EXERCISE TASK: For each line below that includes the word "Hazard", make a copy.
++++++++++++++++++++
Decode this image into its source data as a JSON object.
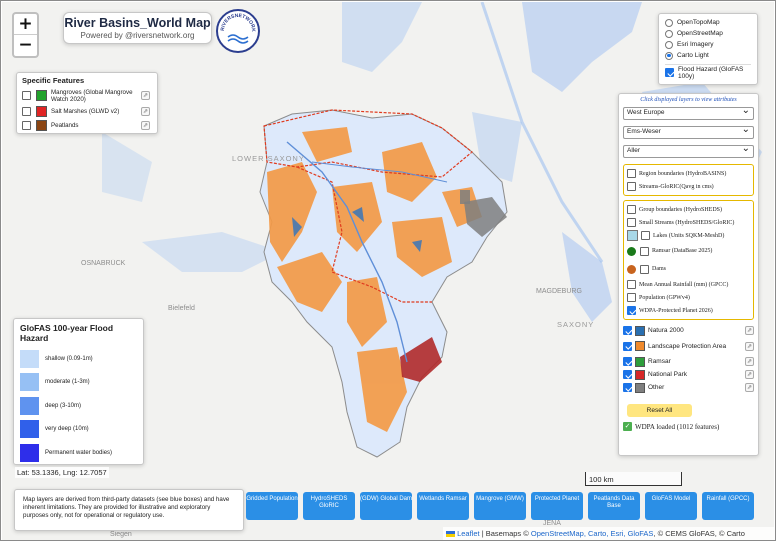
{
  "map": {
    "title": "River Basins_World Map",
    "subtitle": "Powered by @riversnetwork.org",
    "logo_text": "RIVERSNETWORK.ORG",
    "zoom_in": "+",
    "zoom_out": "−",
    "labels": {
      "place_sachsen": "LOWER SAXONY",
      "place_saxony": "SAXONY",
      "city_osnabruck": "OSNABRÜCK",
      "city_bielefeld": "Bielefeld",
      "city_magdeburg": "MAGDEBURG",
      "city_jena": "JENA",
      "city_siegen": "Siegen"
    }
  },
  "specific_features": {
    "heading": "Specific Features",
    "items": [
      {
        "label": "Mangroves (Global Mangrove Watch 2020)",
        "color": "#22a22c"
      },
      {
        "label": "Salt Marshes (GLWD v2)",
        "color": "#e02424"
      },
      {
        "label": "Peatlands",
        "color": "#8b4513"
      }
    ]
  },
  "flood_legend": {
    "heading": "GloFAS 100-year Flood Hazard",
    "items": [
      {
        "label": "shallow (0.09-1m)",
        "color": "#c4dcf9"
      },
      {
        "label": "moderate (1-3m)",
        "color": "#96c0f4"
      },
      {
        "label": "deep (3-10m)",
        "color": "#5f93ef"
      },
      {
        "label": "very deep (10m)",
        "color": "#3060ea"
      },
      {
        "label": "Permanent water bodies)",
        "color": "#2e2eea"
      }
    ]
  },
  "latlng": "Lat: 53.1336, Lng: 12.7057",
  "basemaps": {
    "options": [
      "OpenTopoMap",
      "OpenStreetMap",
      "Esri Imagery",
      "Carto Light"
    ],
    "selected_index": 3,
    "overlay": "Flood Hazard (GloFAS 100y)"
  },
  "layers_panel": {
    "hint": "Click displayed layers to view attributes",
    "selects": [
      "West Europe",
      "Ems-Weser",
      "Aller"
    ],
    "box1": [
      "Region boundaries (HydroBASINS)",
      "Streams-GloRIC(Qavg in cms)"
    ],
    "box2": {
      "group": "Group boundaries (HydroSHEDS)",
      "small_streams": "Small Streams (HydroSHEDS/GloRIC)",
      "lakes": "Lakes (Units SQKM-MeshD)",
      "ramsar": "Ramsar (DataBase 2025)",
      "dams": "Dams",
      "rainfall": "Mean Annual Rainfall (mm) (GPCC)",
      "population": "Population (GPWv4)",
      "wdpa": "WDPA-Protected Planet 2026)"
    },
    "wdpa_items": [
      {
        "label": "Natura 2000",
        "color": "#2a6fb0"
      },
      {
        "label": "Landscape Protection Area",
        "color": "#f08a2c"
      },
      {
        "label": "Ramsar",
        "color": "#2e9e3c"
      },
      {
        "label": "National Park",
        "color": "#d62728"
      },
      {
        "label": "Other",
        "color": "#7f7f7f"
      }
    ],
    "reset": "Reset All",
    "loaded": "WDPA loaded (1012 features)"
  },
  "scale": "100 km",
  "disclaimer": "Map layers are derived from third-party datasets (see blue boxes) and have inherent limitations. They are provided for illustrative and exploratory purposes only, not for operational or regulatory use.",
  "buttons": [
    "Gridded Population",
    "HydroSHEDS GloRIC",
    "(GDW) Global Dam",
    "Wetlands Ramsar",
    "Mangrove (GMW)",
    "Protected Planet",
    "Peatlands Data Base",
    "GloFAS Model",
    "Rainfall (GPCC)"
  ],
  "attribution": {
    "leaflet": "Leaflet",
    "sep": " | Basemaps © ",
    "links": "OpenStreetMap, Carto, Esri, GloFAS",
    "rest": ", © CEMS GloFAS, © Carto"
  }
}
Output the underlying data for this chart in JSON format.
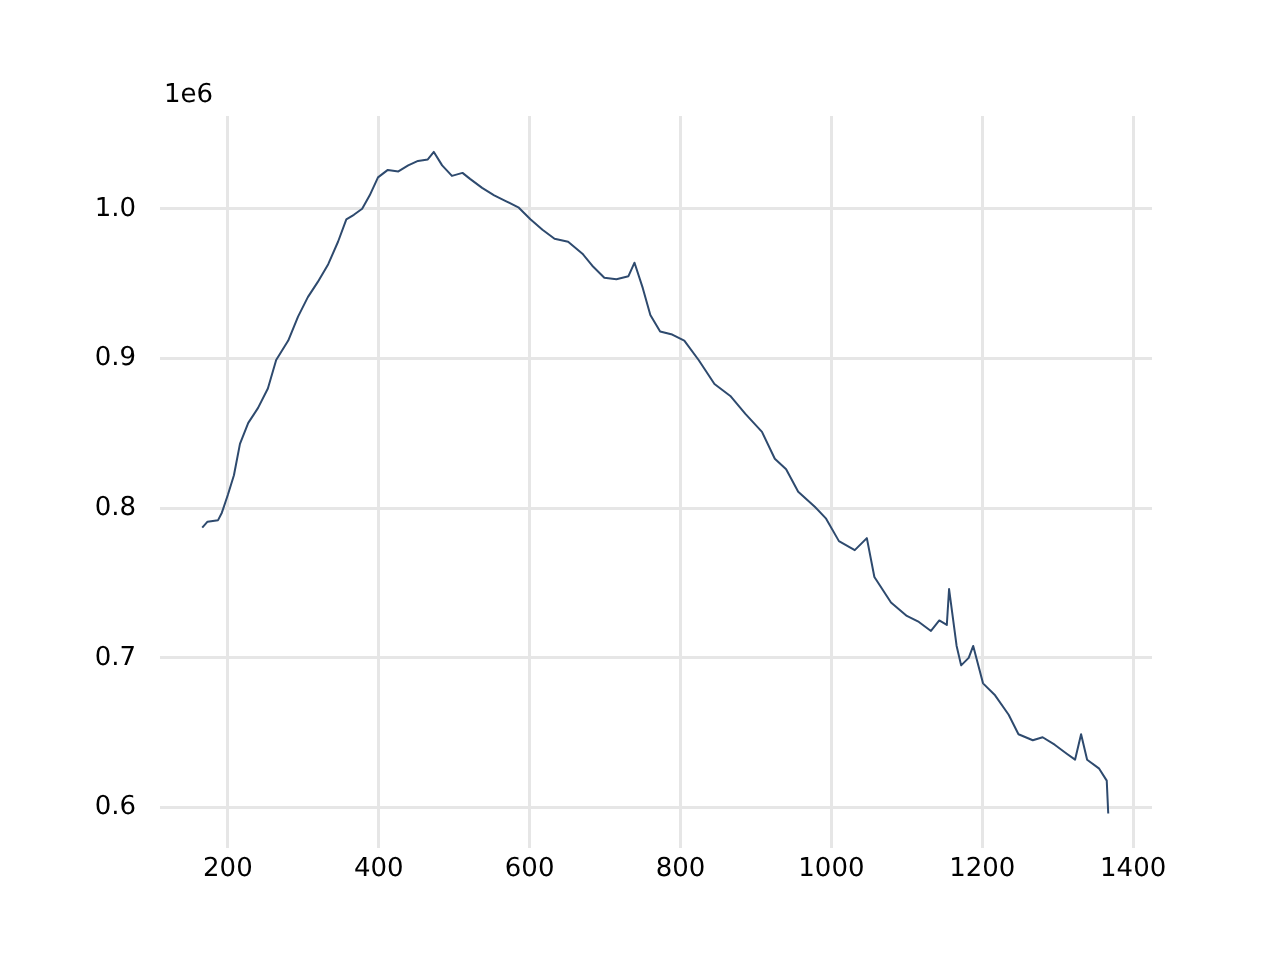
{
  "chart_data": {
    "type": "line",
    "x": [
      166,
      173,
      187,
      192,
      200,
      208,
      216,
      227,
      240,
      253,
      264,
      280,
      293,
      306,
      319,
      333,
      346,
      357,
      367,
      378,
      388,
      399,
      412,
      426,
      439,
      452,
      465,
      473,
      484,
      497,
      511,
      521,
      537,
      553,
      569,
      585,
      601,
      617,
      633,
      651,
      670,
      683,
      699,
      715,
      731,
      739,
      750,
      760,
      773,
      789,
      805,
      824,
      845,
      866,
      886,
      908,
      925,
      940,
      956,
      978,
      993,
      1010,
      1031,
      1047,
      1057,
      1079,
      1100,
      1116,
      1132,
      1143,
      1153,
      1156,
      1166,
      1172,
      1182,
      1188,
      1201,
      1217,
      1235,
      1248,
      1267,
      1280,
      1296,
      1312,
      1323,
      1331,
      1339,
      1355,
      1365,
      1367
    ],
    "series": [
      {
        "color": "#2e4a6e",
        "values": [
          0.787,
          0.791,
          0.792,
          0.797,
          0.809,
          0.822,
          0.843,
          0.857,
          0.867,
          0.88,
          0.899,
          0.912,
          0.928,
          0.941,
          0.951,
          0.963,
          0.978,
          0.993,
          0.996,
          1.0,
          1.009,
          1.021,
          1.026,
          1.025,
          1.029,
          1.032,
          1.033,
          1.038,
          1.029,
          1.022,
          1.024,
          1.02,
          1.014,
          1.009,
          1.005,
          1.001,
          0.993,
          0.986,
          0.98,
          0.978,
          0.97,
          0.962,
          0.954,
          0.953,
          0.955,
          0.964,
          0.947,
          0.929,
          0.918,
          0.916,
          0.912,
          0.899,
          0.883,
          0.875,
          0.863,
          0.851,
          0.833,
          0.826,
          0.811,
          0.801,
          0.793,
          0.778,
          0.772,
          0.78,
          0.754,
          0.737,
          0.728,
          0.724,
          0.718,
          0.725,
          0.722,
          0.746,
          0.708,
          0.695,
          0.7,
          0.708,
          0.683,
          0.675,
          0.662,
          0.649,
          0.645,
          0.647,
          0.642,
          0.636,
          0.632,
          0.649,
          0.632,
          0.626,
          0.618,
          0.596
        ]
      }
    ],
    "xlim": [
      110,
      1425
    ],
    "xticks": [
      200,
      400,
      600,
      800,
      1000,
      1200,
      1400
    ],
    "ylim": [
      0.573,
      1.062
    ],
    "yticks": [
      0.6,
      0.7,
      0.8,
      0.9,
      {
        "value": 1,
        "label": "1.0"
      }
    ],
    "annotations": [
      "1e6"
    ],
    "grid": true,
    "legend": false,
    "marker": "none",
    "line_style": "solid"
  }
}
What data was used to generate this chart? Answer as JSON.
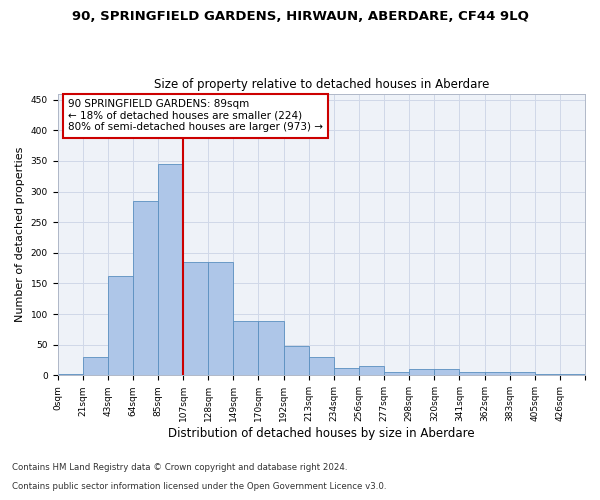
{
  "title": "90, SPRINGFIELD GARDENS, HIRWAUN, ABERDARE, CF44 9LQ",
  "subtitle": "Size of property relative to detached houses in Aberdare",
  "xlabel": "Distribution of detached houses by size in Aberdare",
  "ylabel": "Number of detached properties",
  "footer_line1": "Contains HM Land Registry data © Crown copyright and database right 2024.",
  "footer_line2": "Contains public sector information licensed under the Open Government Licence v3.0.",
  "bin_labels": [
    "0sqm",
    "21sqm",
    "43sqm",
    "64sqm",
    "85sqm",
    "107sqm",
    "128sqm",
    "149sqm",
    "170sqm",
    "192sqm",
    "213sqm",
    "234sqm",
    "256sqm",
    "277sqm",
    "298sqm",
    "320sqm",
    "341sqm",
    "362sqm",
    "383sqm",
    "405sqm",
    "426sqm"
  ],
  "bar_values": [
    2,
    30,
    162,
    284,
    345,
    185,
    185,
    88,
    88,
    48,
    30,
    12,
    16,
    6,
    10,
    10,
    5,
    5,
    5,
    2,
    2
  ],
  "bar_color": "#aec6e8",
  "bar_edge_color": "#5a8fc0",
  "vline_x_index": 5,
  "annotation_text": "90 SPRINGFIELD GARDENS: 89sqm\n← 18% of detached houses are smaller (224)\n80% of semi-detached houses are larger (973) →",
  "annotation_box_color": "#ffffff",
  "annotation_box_edge_color": "#cc0000",
  "vline_color": "#cc0000",
  "ylim": [
    0,
    460
  ],
  "yticks": [
    0,
    50,
    100,
    150,
    200,
    250,
    300,
    350,
    400,
    450
  ],
  "grid_color": "#d0d8e8",
  "background_color": "#eef2f8",
  "title_fontsize": 9.5,
  "subtitle_fontsize": 8.5,
  "xlabel_fontsize": 8.5,
  "ylabel_fontsize": 8,
  "tick_fontsize": 6.5,
  "annotation_fontsize": 7.5
}
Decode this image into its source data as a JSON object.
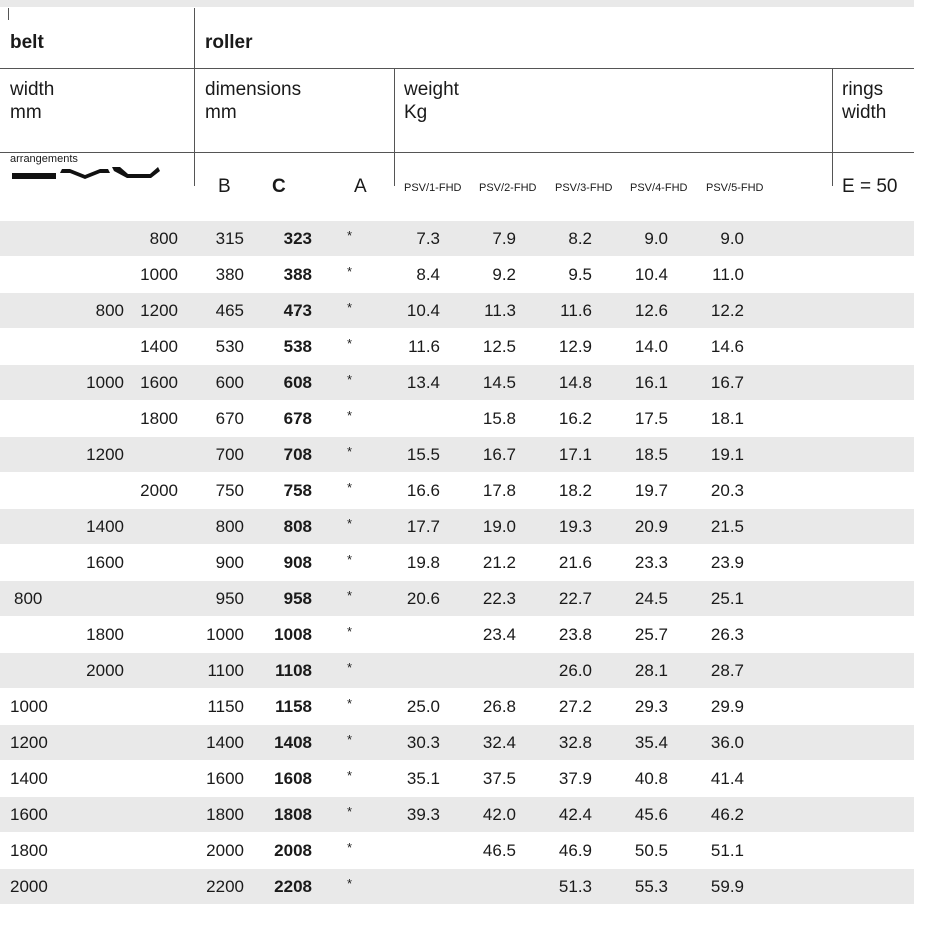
++++++++++++++++++++
TASK SOLUTION:
    "heading": "GloFAS 100-year Flood Hazard",
    "overlay": "Flood Hazard (GloFAS 100y)"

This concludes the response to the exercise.